Supplied entries>
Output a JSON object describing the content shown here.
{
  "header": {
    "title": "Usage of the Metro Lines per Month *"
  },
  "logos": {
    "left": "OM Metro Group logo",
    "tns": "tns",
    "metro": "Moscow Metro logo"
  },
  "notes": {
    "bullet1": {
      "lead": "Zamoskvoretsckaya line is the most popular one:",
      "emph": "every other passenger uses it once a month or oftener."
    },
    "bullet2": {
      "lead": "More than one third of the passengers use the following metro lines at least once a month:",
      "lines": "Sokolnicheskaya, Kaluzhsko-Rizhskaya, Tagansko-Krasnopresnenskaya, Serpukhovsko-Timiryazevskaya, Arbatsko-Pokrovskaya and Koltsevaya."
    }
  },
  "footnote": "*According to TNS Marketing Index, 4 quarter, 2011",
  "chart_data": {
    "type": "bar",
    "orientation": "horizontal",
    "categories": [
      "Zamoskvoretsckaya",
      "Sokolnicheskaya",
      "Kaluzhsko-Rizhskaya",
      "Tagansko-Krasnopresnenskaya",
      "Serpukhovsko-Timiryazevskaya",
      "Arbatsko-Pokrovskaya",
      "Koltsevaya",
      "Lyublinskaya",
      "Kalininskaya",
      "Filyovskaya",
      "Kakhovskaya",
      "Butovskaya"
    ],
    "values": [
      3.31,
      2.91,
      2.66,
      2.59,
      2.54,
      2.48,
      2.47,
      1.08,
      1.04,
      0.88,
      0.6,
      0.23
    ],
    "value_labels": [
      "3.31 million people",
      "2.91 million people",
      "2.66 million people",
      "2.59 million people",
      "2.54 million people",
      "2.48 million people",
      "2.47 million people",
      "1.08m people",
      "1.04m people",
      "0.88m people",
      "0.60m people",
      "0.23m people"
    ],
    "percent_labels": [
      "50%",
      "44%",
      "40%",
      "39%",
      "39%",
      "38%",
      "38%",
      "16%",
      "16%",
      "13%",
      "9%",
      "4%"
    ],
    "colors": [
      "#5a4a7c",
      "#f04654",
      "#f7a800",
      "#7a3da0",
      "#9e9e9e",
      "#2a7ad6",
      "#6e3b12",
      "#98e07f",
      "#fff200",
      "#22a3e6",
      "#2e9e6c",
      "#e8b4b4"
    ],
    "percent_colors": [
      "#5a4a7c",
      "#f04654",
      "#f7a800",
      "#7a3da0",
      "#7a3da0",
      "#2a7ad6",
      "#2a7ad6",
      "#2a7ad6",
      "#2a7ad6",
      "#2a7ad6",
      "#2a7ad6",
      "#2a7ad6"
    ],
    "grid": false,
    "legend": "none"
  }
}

What is being asked> Return the lines above exactly, keeping every word.

Output>
Output a JSON object describing the content shown here.
{
  "header": {
    "title": "Usage of the Metro Lines per Month *"
  },
  "logos": {
    "left": "OM Metro Group logo",
    "tns": "tns",
    "metro": "Moscow Metro logo"
  },
  "notes": {
    "bullet1": {
      "lead": "Zamoskvoretsckaya line is the most popular one:",
      "emph": "every other passenger uses it once a month or oftener."
    },
    "bullet2": {
      "lead": "More than one third of the passengers use the following metro lines at least once a month:",
      "lines": "Sokolnicheskaya, Kaluzhsko-Rizhskaya, Tagansko-Krasnopresnenskaya, Serpukhovsko-Timiryazevskaya, Arbatsko-Pokrovskaya and Koltsevaya."
    }
  },
  "footnote": "*According to TNS Marketing Index, 4 quarter, 2011",
  "chart_data": {
    "type": "bar",
    "orientation": "horizontal",
    "categories": [
      "Zamoskvoretsckaya",
      "Sokolnicheskaya",
      "Kaluzhsko-Rizhskaya",
      "Tagansko-Krasnopresnenskaya",
      "Serpukhovsko-Timiryazevskaya",
      "Arbatsko-Pokrovskaya",
      "Koltsevaya",
      "Lyublinskaya",
      "Kalininskaya",
      "Filyovskaya",
      "Kakhovskaya",
      "Butovskaya"
    ],
    "values": [
      3.31,
      2.91,
      2.66,
      2.59,
      2.54,
      2.48,
      2.47,
      1.08,
      1.04,
      0.88,
      0.6,
      0.23
    ],
    "value_labels": [
      "3.31 million people",
      "2.91 million people",
      "2.66 million people",
      "2.59 million people",
      "2.54 million people",
      "2.48 million people",
      "2.47 million people",
      "1.08m people",
      "1.04m people",
      "0.88m people",
      "0.60m people",
      "0.23m people"
    ],
    "percent_labels": [
      "50%",
      "44%",
      "40%",
      "39%",
      "39%",
      "38%",
      "38%",
      "16%",
      "16%",
      "13%",
      "9%",
      "4%"
    ],
    "colors": [
      "#5a4a7c",
      "#f04654",
      "#f7a800",
      "#7a3da0",
      "#9e9e9e",
      "#2a7ad6",
      "#6e3b12",
      "#98e07f",
      "#fff200",
      "#22a3e6",
      "#2e9e6c",
      "#e8b4b4"
    ],
    "percent_colors": [
      "#5a4a7c",
      "#f04654",
      "#f7a800",
      "#7a3da0",
      "#7a3da0",
      "#2a7ad6",
      "#2a7ad6",
      "#2a7ad6",
      "#2a7ad6",
      "#2a7ad6",
      "#2a7ad6",
      "#2a7ad6"
    ],
    "grid": false,
    "legend": "none"
  }
}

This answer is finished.